■ **Job**:
Check every line below for the word "Road" and copy each one that has it.

■ **Items**:
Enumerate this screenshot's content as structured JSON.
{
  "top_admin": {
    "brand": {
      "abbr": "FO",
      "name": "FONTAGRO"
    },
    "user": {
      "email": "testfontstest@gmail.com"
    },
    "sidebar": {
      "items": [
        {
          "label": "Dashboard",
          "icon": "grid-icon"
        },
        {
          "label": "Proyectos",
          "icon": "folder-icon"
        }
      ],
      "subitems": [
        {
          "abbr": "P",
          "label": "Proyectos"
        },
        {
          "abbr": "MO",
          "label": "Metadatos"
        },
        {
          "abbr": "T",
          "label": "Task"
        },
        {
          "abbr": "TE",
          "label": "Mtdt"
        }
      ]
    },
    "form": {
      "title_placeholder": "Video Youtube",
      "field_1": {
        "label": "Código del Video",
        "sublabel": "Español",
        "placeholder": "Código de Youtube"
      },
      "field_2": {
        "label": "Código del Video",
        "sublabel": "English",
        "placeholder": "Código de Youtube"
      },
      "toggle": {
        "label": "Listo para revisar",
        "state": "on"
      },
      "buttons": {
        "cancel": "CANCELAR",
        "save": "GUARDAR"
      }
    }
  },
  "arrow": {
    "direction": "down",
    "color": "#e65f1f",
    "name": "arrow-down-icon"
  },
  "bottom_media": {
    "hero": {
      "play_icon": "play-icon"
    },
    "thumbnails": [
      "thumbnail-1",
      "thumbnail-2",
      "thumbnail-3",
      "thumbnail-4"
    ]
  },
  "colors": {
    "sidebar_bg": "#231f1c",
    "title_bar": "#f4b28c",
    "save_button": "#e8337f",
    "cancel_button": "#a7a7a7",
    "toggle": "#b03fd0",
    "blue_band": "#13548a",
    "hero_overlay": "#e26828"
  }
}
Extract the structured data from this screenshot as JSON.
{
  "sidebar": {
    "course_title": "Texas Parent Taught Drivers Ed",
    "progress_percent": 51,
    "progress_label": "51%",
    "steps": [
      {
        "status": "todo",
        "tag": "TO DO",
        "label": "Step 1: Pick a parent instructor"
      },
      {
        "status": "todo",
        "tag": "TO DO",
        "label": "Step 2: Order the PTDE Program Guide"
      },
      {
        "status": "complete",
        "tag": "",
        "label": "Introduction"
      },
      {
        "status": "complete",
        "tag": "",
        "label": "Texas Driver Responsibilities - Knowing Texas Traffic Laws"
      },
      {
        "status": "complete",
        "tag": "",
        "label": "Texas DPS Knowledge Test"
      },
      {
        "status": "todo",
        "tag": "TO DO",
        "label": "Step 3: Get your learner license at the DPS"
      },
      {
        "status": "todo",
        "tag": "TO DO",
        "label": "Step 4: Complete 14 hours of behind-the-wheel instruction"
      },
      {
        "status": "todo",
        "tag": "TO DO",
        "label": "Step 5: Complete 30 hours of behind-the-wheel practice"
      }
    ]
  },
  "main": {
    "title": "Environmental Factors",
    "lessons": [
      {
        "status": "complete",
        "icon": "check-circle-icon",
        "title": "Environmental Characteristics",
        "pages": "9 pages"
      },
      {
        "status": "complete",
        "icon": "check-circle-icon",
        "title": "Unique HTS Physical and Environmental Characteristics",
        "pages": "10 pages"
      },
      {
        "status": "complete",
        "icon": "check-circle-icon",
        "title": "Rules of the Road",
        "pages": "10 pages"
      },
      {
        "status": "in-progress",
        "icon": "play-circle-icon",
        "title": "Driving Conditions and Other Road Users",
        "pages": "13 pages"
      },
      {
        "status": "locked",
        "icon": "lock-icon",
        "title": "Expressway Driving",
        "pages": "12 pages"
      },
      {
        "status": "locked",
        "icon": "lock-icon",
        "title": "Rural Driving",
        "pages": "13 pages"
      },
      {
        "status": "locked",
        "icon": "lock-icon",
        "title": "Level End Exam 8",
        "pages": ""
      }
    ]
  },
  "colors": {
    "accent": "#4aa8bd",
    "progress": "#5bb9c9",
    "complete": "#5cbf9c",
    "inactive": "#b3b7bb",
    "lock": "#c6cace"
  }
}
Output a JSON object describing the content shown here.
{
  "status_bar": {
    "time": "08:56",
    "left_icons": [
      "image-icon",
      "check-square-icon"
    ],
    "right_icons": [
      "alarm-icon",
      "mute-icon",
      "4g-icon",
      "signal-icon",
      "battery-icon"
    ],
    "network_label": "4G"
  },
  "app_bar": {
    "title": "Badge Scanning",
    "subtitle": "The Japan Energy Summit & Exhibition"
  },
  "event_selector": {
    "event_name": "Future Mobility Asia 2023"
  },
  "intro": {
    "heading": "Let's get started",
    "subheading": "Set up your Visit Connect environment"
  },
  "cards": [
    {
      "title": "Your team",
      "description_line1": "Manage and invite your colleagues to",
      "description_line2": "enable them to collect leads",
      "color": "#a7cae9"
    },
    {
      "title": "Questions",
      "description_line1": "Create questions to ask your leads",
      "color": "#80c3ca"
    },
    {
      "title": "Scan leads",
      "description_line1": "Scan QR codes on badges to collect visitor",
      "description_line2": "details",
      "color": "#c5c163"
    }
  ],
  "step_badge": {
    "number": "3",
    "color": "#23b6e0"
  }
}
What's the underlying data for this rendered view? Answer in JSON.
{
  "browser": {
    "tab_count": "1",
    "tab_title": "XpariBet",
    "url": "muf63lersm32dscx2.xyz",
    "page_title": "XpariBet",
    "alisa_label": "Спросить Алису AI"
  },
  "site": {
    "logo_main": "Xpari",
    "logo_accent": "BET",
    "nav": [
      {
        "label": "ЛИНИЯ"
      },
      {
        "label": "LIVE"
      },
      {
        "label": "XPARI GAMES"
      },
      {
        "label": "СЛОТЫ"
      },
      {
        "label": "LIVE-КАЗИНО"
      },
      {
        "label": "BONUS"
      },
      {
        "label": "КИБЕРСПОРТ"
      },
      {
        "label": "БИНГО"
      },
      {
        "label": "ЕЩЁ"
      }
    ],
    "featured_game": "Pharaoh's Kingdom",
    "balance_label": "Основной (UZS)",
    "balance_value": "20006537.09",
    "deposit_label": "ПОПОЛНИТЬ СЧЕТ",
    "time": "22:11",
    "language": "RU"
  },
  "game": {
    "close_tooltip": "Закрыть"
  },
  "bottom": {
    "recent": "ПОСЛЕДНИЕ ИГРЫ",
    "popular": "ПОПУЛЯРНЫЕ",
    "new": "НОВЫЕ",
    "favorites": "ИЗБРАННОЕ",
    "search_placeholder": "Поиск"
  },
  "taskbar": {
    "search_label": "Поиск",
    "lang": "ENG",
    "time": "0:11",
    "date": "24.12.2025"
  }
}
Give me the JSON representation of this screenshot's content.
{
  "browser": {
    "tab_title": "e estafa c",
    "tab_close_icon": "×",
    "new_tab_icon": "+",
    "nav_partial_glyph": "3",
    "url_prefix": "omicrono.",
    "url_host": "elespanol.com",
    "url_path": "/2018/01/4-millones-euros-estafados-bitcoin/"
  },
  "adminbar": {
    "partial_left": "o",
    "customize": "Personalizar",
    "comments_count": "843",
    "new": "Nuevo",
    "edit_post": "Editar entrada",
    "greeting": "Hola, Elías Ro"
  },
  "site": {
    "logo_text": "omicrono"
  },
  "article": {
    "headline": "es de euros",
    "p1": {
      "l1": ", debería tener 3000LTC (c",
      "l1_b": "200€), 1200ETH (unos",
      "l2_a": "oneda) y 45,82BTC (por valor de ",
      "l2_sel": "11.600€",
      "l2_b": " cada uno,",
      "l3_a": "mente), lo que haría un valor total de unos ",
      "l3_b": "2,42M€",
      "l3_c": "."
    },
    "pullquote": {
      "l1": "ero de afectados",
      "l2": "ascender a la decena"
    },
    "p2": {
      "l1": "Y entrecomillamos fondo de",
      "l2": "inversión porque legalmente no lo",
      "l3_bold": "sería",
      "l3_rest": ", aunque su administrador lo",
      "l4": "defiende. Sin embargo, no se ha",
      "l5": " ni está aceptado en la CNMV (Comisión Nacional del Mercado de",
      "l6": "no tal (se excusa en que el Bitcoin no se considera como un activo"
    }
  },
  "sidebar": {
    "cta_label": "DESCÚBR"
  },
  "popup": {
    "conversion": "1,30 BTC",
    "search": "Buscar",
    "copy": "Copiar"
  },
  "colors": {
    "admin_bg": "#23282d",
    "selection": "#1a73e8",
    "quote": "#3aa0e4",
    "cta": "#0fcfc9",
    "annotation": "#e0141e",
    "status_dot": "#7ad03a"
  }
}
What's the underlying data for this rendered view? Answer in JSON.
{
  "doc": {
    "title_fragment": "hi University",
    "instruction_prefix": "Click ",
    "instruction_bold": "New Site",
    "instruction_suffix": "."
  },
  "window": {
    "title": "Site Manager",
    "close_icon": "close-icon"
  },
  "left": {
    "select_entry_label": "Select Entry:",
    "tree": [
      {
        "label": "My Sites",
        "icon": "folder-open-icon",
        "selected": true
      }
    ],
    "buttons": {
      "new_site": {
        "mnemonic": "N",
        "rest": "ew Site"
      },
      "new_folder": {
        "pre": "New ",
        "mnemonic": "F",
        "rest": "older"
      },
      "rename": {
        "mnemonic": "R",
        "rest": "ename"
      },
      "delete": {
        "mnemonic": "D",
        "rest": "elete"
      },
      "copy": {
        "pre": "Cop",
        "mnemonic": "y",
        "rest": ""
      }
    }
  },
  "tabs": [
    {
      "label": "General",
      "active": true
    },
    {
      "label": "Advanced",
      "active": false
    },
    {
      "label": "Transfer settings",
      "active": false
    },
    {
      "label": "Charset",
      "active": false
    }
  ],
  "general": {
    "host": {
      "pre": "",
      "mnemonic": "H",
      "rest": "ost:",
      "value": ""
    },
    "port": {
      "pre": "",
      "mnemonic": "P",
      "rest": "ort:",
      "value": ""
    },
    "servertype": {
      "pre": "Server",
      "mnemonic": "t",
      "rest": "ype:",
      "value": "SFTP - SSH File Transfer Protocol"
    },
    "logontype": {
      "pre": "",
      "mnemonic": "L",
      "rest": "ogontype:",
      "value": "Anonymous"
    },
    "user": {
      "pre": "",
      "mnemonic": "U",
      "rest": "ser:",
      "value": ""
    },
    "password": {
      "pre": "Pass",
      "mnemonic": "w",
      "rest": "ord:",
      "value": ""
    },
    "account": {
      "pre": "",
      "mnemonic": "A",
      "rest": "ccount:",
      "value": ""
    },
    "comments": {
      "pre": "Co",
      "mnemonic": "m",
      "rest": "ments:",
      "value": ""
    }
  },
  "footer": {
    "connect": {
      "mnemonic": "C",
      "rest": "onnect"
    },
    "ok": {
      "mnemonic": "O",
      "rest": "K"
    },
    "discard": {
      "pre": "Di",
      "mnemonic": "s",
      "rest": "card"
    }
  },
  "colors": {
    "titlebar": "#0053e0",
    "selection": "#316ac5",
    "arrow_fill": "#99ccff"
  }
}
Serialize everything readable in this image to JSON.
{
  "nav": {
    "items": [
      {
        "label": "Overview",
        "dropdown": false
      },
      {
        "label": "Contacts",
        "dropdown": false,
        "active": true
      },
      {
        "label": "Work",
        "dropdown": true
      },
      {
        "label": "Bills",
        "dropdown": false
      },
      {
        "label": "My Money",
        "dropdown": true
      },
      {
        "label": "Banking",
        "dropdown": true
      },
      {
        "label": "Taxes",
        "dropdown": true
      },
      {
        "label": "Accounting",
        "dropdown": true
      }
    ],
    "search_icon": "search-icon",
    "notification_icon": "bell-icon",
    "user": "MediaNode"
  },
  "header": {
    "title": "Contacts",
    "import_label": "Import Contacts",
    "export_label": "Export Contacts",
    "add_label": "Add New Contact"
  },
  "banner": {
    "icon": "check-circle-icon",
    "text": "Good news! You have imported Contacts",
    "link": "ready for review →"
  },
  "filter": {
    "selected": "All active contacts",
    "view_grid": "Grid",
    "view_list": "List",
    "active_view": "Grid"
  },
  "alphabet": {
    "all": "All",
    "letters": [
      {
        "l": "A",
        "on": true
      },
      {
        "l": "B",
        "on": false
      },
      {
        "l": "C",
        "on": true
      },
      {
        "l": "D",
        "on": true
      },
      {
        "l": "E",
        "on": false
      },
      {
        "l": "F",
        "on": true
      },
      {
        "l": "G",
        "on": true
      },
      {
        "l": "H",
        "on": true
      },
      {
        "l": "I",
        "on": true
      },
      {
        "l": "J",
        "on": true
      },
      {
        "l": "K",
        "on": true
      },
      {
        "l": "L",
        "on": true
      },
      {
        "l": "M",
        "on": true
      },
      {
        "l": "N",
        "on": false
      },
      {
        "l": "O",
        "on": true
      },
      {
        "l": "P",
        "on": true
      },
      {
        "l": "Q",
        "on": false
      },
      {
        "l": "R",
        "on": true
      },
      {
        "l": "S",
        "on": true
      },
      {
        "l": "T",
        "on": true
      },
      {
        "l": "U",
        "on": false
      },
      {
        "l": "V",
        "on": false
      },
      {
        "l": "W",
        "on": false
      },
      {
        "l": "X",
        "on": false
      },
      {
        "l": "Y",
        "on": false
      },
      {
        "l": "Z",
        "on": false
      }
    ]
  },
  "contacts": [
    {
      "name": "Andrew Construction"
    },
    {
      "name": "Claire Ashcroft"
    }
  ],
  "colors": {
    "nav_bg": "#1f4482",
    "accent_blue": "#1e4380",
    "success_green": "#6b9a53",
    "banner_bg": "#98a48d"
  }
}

■ **Answer in full**:
        "title": "Rules of the Road",
        "title": "Driving Conditions and Other Road Users",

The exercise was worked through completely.